What the task asks
From the entries below, please gather each line containing the string "Cmin".

Chart and figure data
===============

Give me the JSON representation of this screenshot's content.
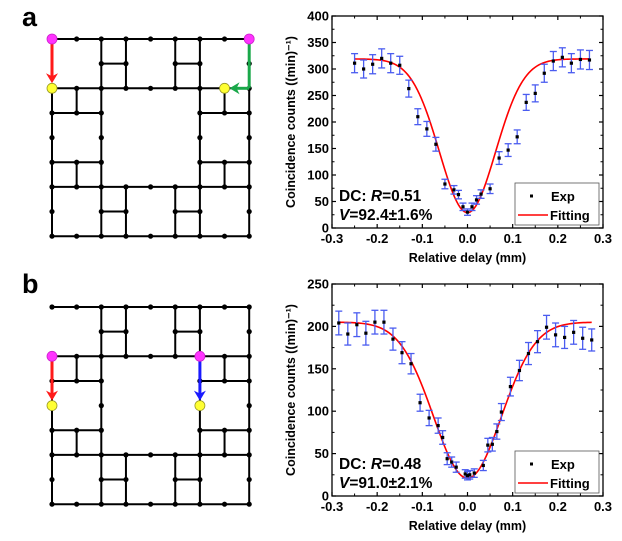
{
  "panels": [
    {
      "label": "a",
      "graph": {
        "nodes_per_side": 9,
        "start_color": "#ff33ff",
        "end_color": "#ffff33",
        "arrows": [
          {
            "from": [
              0,
              0
            ],
            "to": [
              0,
              2
            ],
            "color": "#ff1a1a"
          },
          {
            "from": [
              8,
              0
            ],
            "to": [
              8,
              2
            ],
            "via": [
              7,
              2
            ],
            "color": "#1aa84a"
          }
        ],
        "starts": [
          [
            0,
            0
          ],
          [
            8,
            0
          ]
        ],
        "ends": [
          [
            0,
            2
          ],
          [
            7,
            2
          ]
        ]
      }
    },
    {
      "label": "b",
      "graph": {
        "nodes_per_side": 9,
        "start_color": "#ff33ff",
        "end_color": "#ffff33",
        "arrows": [
          {
            "from": [
              0,
              2
            ],
            "to": [
              0,
              4
            ],
            "color": "#ff1a1a"
          },
          {
            "from": [
              6,
              2
            ],
            "to": [
              6,
              4
            ],
            "color": "#1a1aff"
          }
        ],
        "starts": [
          [
            0,
            2
          ],
          [
            6,
            2
          ]
        ],
        "ends": [
          [
            0,
            4
          ],
          [
            6,
            4
          ]
        ]
      }
    }
  ],
  "graph_edges": {
    "description": "T-fractal-like graph on a 9x9 lattice",
    "horizontal": [
      [
        0,
        0,
        8
      ],
      [
        2,
        1,
        3
      ],
      [
        5,
        1,
        6
      ],
      [
        0,
        2,
        8
      ],
      [
        0,
        3,
        2
      ],
      [
        6,
        3,
        8
      ],
      [
        0,
        5,
        2
      ],
      [
        6,
        5,
        8
      ],
      [
        0,
        6,
        8
      ],
      [
        2,
        7,
        3
      ],
      [
        5,
        7,
        6
      ],
      [
        0,
        8,
        8
      ]
    ],
    "vertical": [
      [
        0,
        2,
        8
      ],
      [
        2,
        0,
        8
      ],
      [
        3,
        0,
        2
      ],
      [
        5,
        0,
        2
      ],
      [
        6,
        0,
        8
      ],
      [
        8,
        0,
        8
      ],
      [
        1,
        2,
        3
      ],
      [
        7,
        2,
        3
      ],
      [
        1,
        5,
        6
      ],
      [
        7,
        5,
        6
      ],
      [
        3,
        6,
        8
      ],
      [
        5,
        6,
        8
      ]
    ],
    "dots": "all-lattice-nodes-on-edges"
  },
  "chart_data": [
    {
      "type": "scatter",
      "title": "",
      "xlabel": "Relative delay (mm)",
      "ylabel": "Coincidence counts  ((min)⁻¹)",
      "xlim": [
        -0.3,
        0.3
      ],
      "ylim": [
        0,
        400
      ],
      "xticks": [
        "-0.3",
        "-0.2",
        "-0.1",
        "0.0",
        "0.1",
        "0.2",
        "0.3"
      ],
      "yticks": [
        "0",
        "50",
        "100",
        "150",
        "200",
        "250",
        "300",
        "350",
        "400"
      ],
      "legend": {
        "position": "bottom-right",
        "entries": [
          "Exp",
          "Fitting"
        ]
      },
      "annotation": {
        "line1_prefix": "DC: ",
        "line1_var": "R",
        "line1_value": "=0.51",
        "line2_var": "V",
        "line2_value": "=92.4±1.6%"
      },
      "series": [
        {
          "name": "Exp",
          "color": "#000000",
          "error_color": "#4a5cf0",
          "x": [
            -0.25,
            -0.23,
            -0.21,
            -0.19,
            -0.17,
            -0.15,
            -0.13,
            -0.11,
            -0.09,
            -0.07,
            -0.05,
            -0.03,
            -0.02,
            -0.01,
            0.0,
            0.01,
            0.02,
            0.03,
            0.05,
            0.07,
            0.09,
            0.11,
            0.13,
            0.15,
            0.17,
            0.19,
            0.21,
            0.23,
            0.25,
            0.27
          ],
          "y": [
            311,
            300,
            309,
            320,
            311,
            307,
            263,
            210,
            187,
            158,
            83,
            72,
            63,
            40,
            30,
            40,
            53,
            64,
            74,
            132,
            147,
            172,
            237,
            254,
            292,
            315,
            322,
            311,
            318,
            317
          ],
          "yerr": [
            18,
            17,
            18,
            18,
            18,
            17,
            16,
            15,
            14,
            13,
            9,
            8,
            8,
            7,
            6,
            7,
            8,
            8,
            9,
            12,
            12,
            13,
            15,
            16,
            17,
            18,
            18,
            18,
            18,
            18
          ]
        },
        {
          "name": "Fitting",
          "color": "#ff0000",
          "model": "gaussian-dip",
          "baseline": 319,
          "depth": 290,
          "center": 0.0,
          "sigma": 0.062,
          "x_range": [
            -0.25,
            0.27
          ]
        }
      ]
    },
    {
      "type": "scatter",
      "title": "",
      "xlabel": "Relative delay (mm)",
      "ylabel": "Coincidence counts  ((min)⁻¹)",
      "xlim": [
        -0.3,
        0.3
      ],
      "ylim": [
        0,
        250
      ],
      "xticks": [
        "-0.3",
        "-0.2",
        "-0.1",
        "0.0",
        "0.1",
        "0.2",
        "0.3"
      ],
      "yticks": [
        "0",
        "50",
        "100",
        "150",
        "200",
        "250"
      ],
      "legend": {
        "position": "bottom-right",
        "entries": [
          "Exp",
          "Fitting"
        ]
      },
      "annotation": {
        "line1_prefix": "DC: ",
        "line1_var": "R",
        "line1_value": "=0.48",
        "line2_var": "V",
        "line2_value": "=91.0±2.1%"
      },
      "series": [
        {
          "name": "Exp",
          "color": "#000000",
          "error_color": "#4a5cf0",
          "x": [
            -0.285,
            -0.265,
            -0.245,
            -0.225,
            -0.205,
            -0.185,
            -0.165,
            -0.145,
            -0.125,
            -0.105,
            -0.085,
            -0.065,
            -0.055,
            -0.045,
            -0.035,
            -0.025,
            -0.005,
            0.0,
            0.005,
            0.015,
            0.035,
            0.045,
            0.055,
            0.065,
            0.075,
            0.095,
            0.115,
            0.135,
            0.155,
            0.175,
            0.195,
            0.215,
            0.235,
            0.255,
            0.275
          ],
          "y": [
            204,
            191,
            202,
            192,
            205,
            205,
            185,
            169,
            156,
            110,
            92,
            83,
            69,
            44,
            40,
            34,
            26,
            24,
            25,
            27,
            36,
            60,
            61,
            76,
            99,
            129,
            148,
            168,
            182,
            199,
            190,
            187,
            193,
            186,
            184
          ],
          "yerr": [
            14,
            13,
            14,
            14,
            14,
            14,
            13,
            13,
            12,
            10,
            9,
            9,
            8,
            7,
            6,
            6,
            5,
            5,
            5,
            5,
            6,
            8,
            8,
            9,
            10,
            11,
            12,
            13,
            13,
            14,
            14,
            13,
            14,
            13,
            13
          ]
        },
        {
          "name": "Fitting",
          "color": "#ff0000",
          "model": "gaussian-dip",
          "baseline": 205,
          "depth": 184,
          "center": 0.0,
          "sigma": 0.075,
          "x_range": [
            -0.285,
            0.275
          ]
        }
      ]
    }
  ]
}
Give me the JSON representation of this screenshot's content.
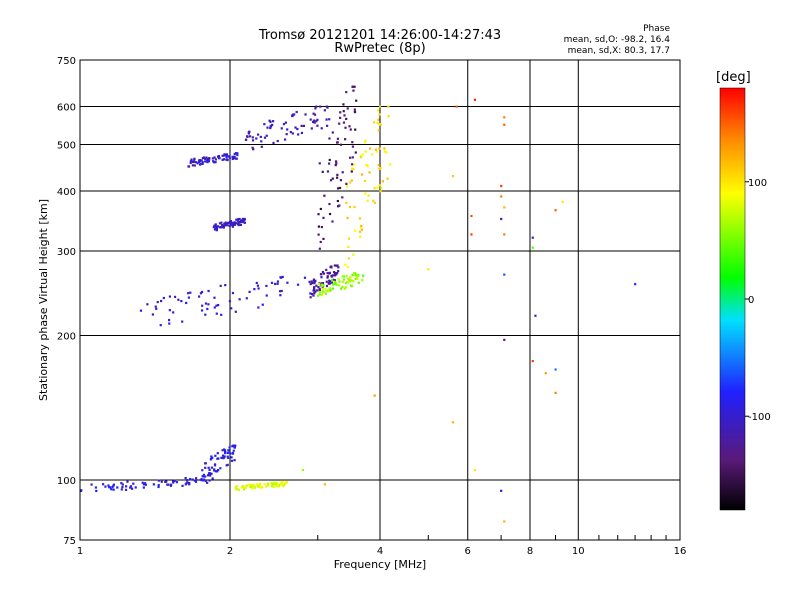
{
  "header": {
    "title_line1": "Tromsø 20121201 14:26:00-14:27:43",
    "title_line2": "RwPretec (8p)",
    "phase_label": "Phase",
    "phase_o_stats": "mean, sd,O: -98.2, 16.4",
    "phase_x_stats": "mean, sd,X: 80.3, 17.7"
  },
  "chart_data": {
    "type": "scatter",
    "xlabel": "Frequency [MHz]",
    "ylabel": "Stationary phase Virtual Height [km]",
    "x_scale": "log",
    "y_scale": "log",
    "xlim": [
      1,
      16
    ],
    "ylim": [
      75,
      750
    ],
    "x_ticks": [
      1,
      2,
      4,
      6,
      8,
      10,
      16
    ],
    "y_ticks": [
      75,
      100,
      200,
      300,
      400,
      500,
      600,
      750
    ],
    "grid": true,
    "colorbar": {
      "title": "[deg]",
      "range": [
        -180,
        180
      ],
      "ticks": [
        -100,
        0,
        100
      ],
      "colormap": "rainbow: black-purple-blue-cyan-green-yellow-orange-red"
    },
    "traces": [
      {
        "x_range": [
          1.0,
          1.85
        ],
        "y_range": [
          94,
          101
        ],
        "phase": -95
      },
      {
        "x_range": [
          1.75,
          2.05
        ],
        "y_range": [
          99,
          118
        ],
        "phase": -90
      },
      {
        "x_range": [
          2.05,
          2.6
        ],
        "y_range": [
          95,
          99
        ],
        "phase": 80
      },
      {
        "x_range": [
          1.65,
          2.1
        ],
        "y_range": [
          450,
          480
        ],
        "phase": -100
      },
      {
        "x_range": [
          1.85,
          2.15
        ],
        "y_range": [
          330,
          350
        ],
        "phase": -105
      },
      {
        "x_range": [
          2.15,
          3.2
        ],
        "y_range": [
          480,
          600
        ],
        "phase": -110
      },
      {
        "x_range": [
          1.3,
          2.9
        ],
        "y_range": [
          205,
          265
        ],
        "phase": -100
      },
      {
        "x_range": [
          2.9,
          3.3
        ],
        "y_range": [
          240,
          280
        ],
        "phase": -120
      },
      {
        "x_range": [
          3.0,
          3.6
        ],
        "y_range": [
          280,
          660
        ],
        "phase": -140
      },
      {
        "x_range": [
          3.0,
          3.7
        ],
        "y_range": [
          240,
          270
        ],
        "phase": 60
      },
      {
        "x_range": [
          3.4,
          4.2
        ],
        "y_range": [
          270,
          600
        ],
        "phase": 100
      }
    ],
    "scattered_points": [
      {
        "x": 5.7,
        "y": 600,
        "phase": 150
      },
      {
        "x": 6.2,
        "y": 620,
        "phase": 170
      },
      {
        "x": 7.1,
        "y": 570,
        "phase": 140
      },
      {
        "x": 7.1,
        "y": 550,
        "phase": 150
      },
      {
        "x": 7.0,
        "y": 410,
        "phase": 160
      },
      {
        "x": 7.0,
        "y": 390,
        "phase": 140
      },
      {
        "x": 7.1,
        "y": 370,
        "phase": 120
      },
      {
        "x": 6.1,
        "y": 355,
        "phase": 155
      },
      {
        "x": 6.1,
        "y": 325,
        "phase": 160
      },
      {
        "x": 7.0,
        "y": 350,
        "phase": -120
      },
      {
        "x": 7.1,
        "y": 325,
        "phase": 140
      },
      {
        "x": 8.1,
        "y": 320,
        "phase": -110
      },
      {
        "x": 8.1,
        "y": 305,
        "phase": 40
      },
      {
        "x": 9.0,
        "y": 365,
        "phase": 150
      },
      {
        "x": 9.3,
        "y": 380,
        "phase": 100
      },
      {
        "x": 7.1,
        "y": 268,
        "phase": -60
      },
      {
        "x": 8.2,
        "y": 220,
        "phase": -110
      },
      {
        "x": 7.1,
        "y": 196,
        "phase": -140
      },
      {
        "x": 8.1,
        "y": 177,
        "phase": 160
      },
      {
        "x": 9.0,
        "y": 170,
        "phase": -50
      },
      {
        "x": 8.6,
        "y": 167,
        "phase": 130
      },
      {
        "x": 9.0,
        "y": 152,
        "phase": 140
      },
      {
        "x": 13.0,
        "y": 256,
        "phase": -80
      },
      {
        "x": 5.0,
        "y": 275,
        "phase": 100
      },
      {
        "x": 5.6,
        "y": 430,
        "phase": 110
      },
      {
        "x": 5.6,
        "y": 132,
        "phase": 120
      },
      {
        "x": 6.2,
        "y": 105,
        "phase": 100
      },
      {
        "x": 7.0,
        "y": 95,
        "phase": -80
      },
      {
        "x": 7.1,
        "y": 82,
        "phase": 120
      },
      {
        "x": 3.9,
        "y": 150,
        "phase": 130
      },
      {
        "x": 2.8,
        "y": 105,
        "phase": 60
      },
      {
        "x": 3.1,
        "y": 98,
        "phase": 120
      }
    ]
  }
}
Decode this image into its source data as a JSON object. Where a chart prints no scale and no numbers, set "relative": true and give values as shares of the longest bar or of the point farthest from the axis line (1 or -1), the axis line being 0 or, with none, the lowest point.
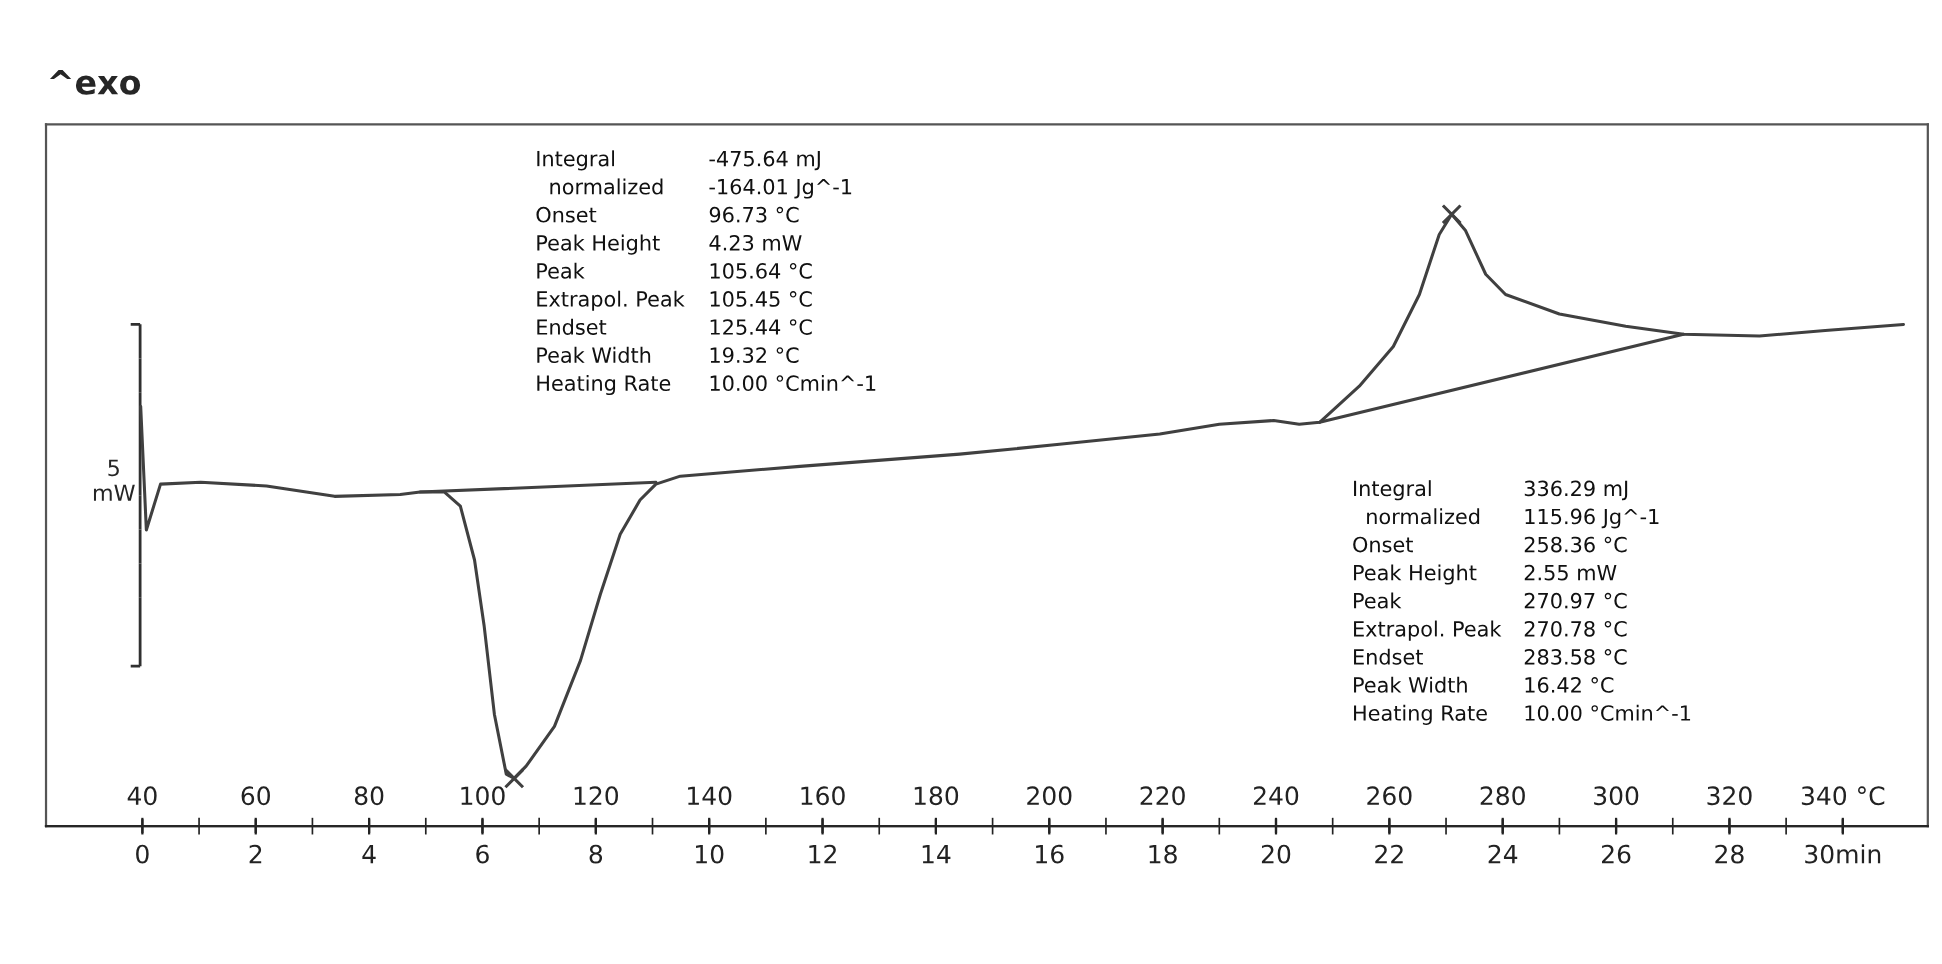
{
  "chart_data": {
    "type": "line",
    "title": "^exo",
    "ylabel": "5\nmW",
    "relative": true,
    "xlim": [
      23,
      355
    ],
    "xticks": [
      40,
      60,
      80,
      100,
      120,
      140,
      160,
      180,
      200,
      220,
      240,
      260,
      280,
      300,
      320,
      {
        "value": 340,
        "label": "340 °C"
      }
    ],
    "x2lim": [
      -1.7,
      31.5
    ],
    "x2ticks": [
      0,
      {
        "value": 1,
        "label": null
      },
      2,
      {
        "value": 3,
        "label": null
      },
      4,
      {
        "value": 5,
        "label": null
      },
      6,
      {
        "value": 7,
        "label": null
      },
      8,
      {
        "value": 9,
        "label": null
      },
      10,
      {
        "value": 11,
        "label": null
      },
      12,
      {
        "value": 13,
        "label": null
      },
      14,
      {
        "value": 15,
        "label": null
      },
      16,
      {
        "value": 17,
        "label": null
      },
      18,
      {
        "value": 19,
        "label": null
      },
      20,
      {
        "value": 21,
        "label": null
      },
      22,
      {
        "value": 23,
        "label": null
      },
      24,
      {
        "value": 25,
        "label": null
      },
      26,
      {
        "value": 27,
        "label": null
      },
      28,
      {
        "value": 29,
        "label": null
      },
      {
        "value": 30,
        "label": "30min"
      }
    ],
    "tick_labels": "x",
    "annotations": [
      "Integral\n  normalized\nOnset\nPeak Height\nPeak\nExtrapol. Peak\nEndset\nPeak Width\nHeating Rate",
      "-475.64 mJ\n-164.01 Jg^-1\n96.73 °C\n4.23 mW\n105.64 °C\n105.45 °C\n125.44 °C\n19.32 °C\n10.00 °Cmin^-1",
      "Integral\n  normalized\nOnset\nPeak Height\nPeak\nExtrapol. Peak\nEndset\nPeak Width\nHeating Rate",
      "336.29 mJ\n115.96 Jg^-1\n258.36 °C\n2.55 mW\n270.97 °C\n270.78 °C\n283.58 °C\n16.42 °C\n10.00 °Cmin^-1"
    ],
    "series": [
      {
        "color": "#404040",
        "x": [
          39.7,
          40.7,
          43.2,
          50.3,
          61.9,
          73.9,
          85.5,
          89.0,
          93.3,
          96.1,
          98.6,
          100.3,
          102.1,
          104.2,
          105.6,
          107.7,
          112.7,
          117.3,
          120.8,
          124.3,
          127.8,
          130.6,
          134.9,
          156.0,
          184.2,
          201.8,
          219.5,
          230.0,
          239.6,
          244.1,
          247.7,
          254.7,
          260.7,
          265.3,
          268.8,
          271.0,
          273.4,
          277.0,
          280.5,
          290.0,
          301.7,
          311.9,
          325.3,
          336.9,
          350.7
        ],
        "values": [
          0.686,
          0.484,
          0.559,
          0.562,
          0.556,
          0.539,
          0.542,
          0.546,
          0.546,
          0.523,
          0.435,
          0.327,
          0.183,
          0.085,
          0.078,
          0.098,
          0.163,
          0.271,
          0.379,
          0.477,
          0.533,
          0.559,
          0.572,
          0.588,
          0.608,
          0.624,
          0.641,
          0.657,
          0.663,
          0.657,
          0.66,
          0.719,
          0.784,
          0.869,
          0.967,
          1.0,
          0.974,
          0.902,
          0.869,
          0.837,
          0.817,
          0.804,
          0.801,
          0.81,
          0.82
        ]
      },
      {
        "color": "#404040",
        "x": [
          89.0,
          130.6
        ],
        "values": [
          0.546,
          0.562
        ]
      },
      {
        "color": "#404040",
        "x": [
          247.7,
          311.9
        ],
        "values": [
          0.66,
          0.804
        ]
      },
      {
        "type": "scatter",
        "marker": "cross",
        "color": "#404040",
        "x": [
          105.6,
          271.0
        ],
        "values": [
          0.078,
          1.0
        ]
      }
    ]
  }
}
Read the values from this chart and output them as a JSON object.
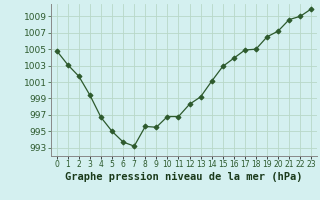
{
  "x": [
    0,
    1,
    2,
    3,
    4,
    5,
    6,
    7,
    8,
    9,
    10,
    11,
    12,
    13,
    14,
    15,
    16,
    17,
    18,
    19,
    20,
    21,
    22,
    23
  ],
  "y": [
    1004.8,
    1003.1,
    1001.7,
    999.4,
    996.7,
    995.0,
    993.7,
    993.2,
    995.6,
    995.5,
    996.8,
    996.8,
    998.3,
    999.2,
    1001.1,
    1002.9,
    1003.9,
    1004.9,
    1005.0,
    1006.5,
    1007.2,
    1008.6,
    1009.0,
    1009.9
  ],
  "line_color": "#2d5a2d",
  "marker": "D",
  "bg_color": "#d4f0f0",
  "grid_color": "#b8d8c8",
  "xlabel": "Graphe pression niveau de la mer (hPa)",
  "xlabel_color": "#1a3a1a",
  "ylabel_ticks": [
    993,
    995,
    997,
    999,
    1001,
    1003,
    1005,
    1007,
    1009
  ],
  "ylim": [
    992.0,
    1010.5
  ],
  "xlim": [
    -0.5,
    23.5
  ],
  "tick_color": "#2d5a2d",
  "spine_color": "#888888",
  "tick_fontsize": 6.5,
  "xlabel_fontsize": 7.5,
  "marker_size": 2.5,
  "linewidth": 0.9
}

===============

Result for this task
      "-475.64 mJ\n-164.01 Jg^-1\n96.73 °C\n4.23 mW\n105.64 °C\n105.45 °C\n125.44 °C\n19.32 °C\n10.00 °Cmin^-1",
      "336.29 mJ\n115.96 Jg^-1\n258.36 °C\n2.55 mW\n270.97 °C\n270.78 °C\n283.58 °C\n16.42 °C\n10.00 °Cmin^-1"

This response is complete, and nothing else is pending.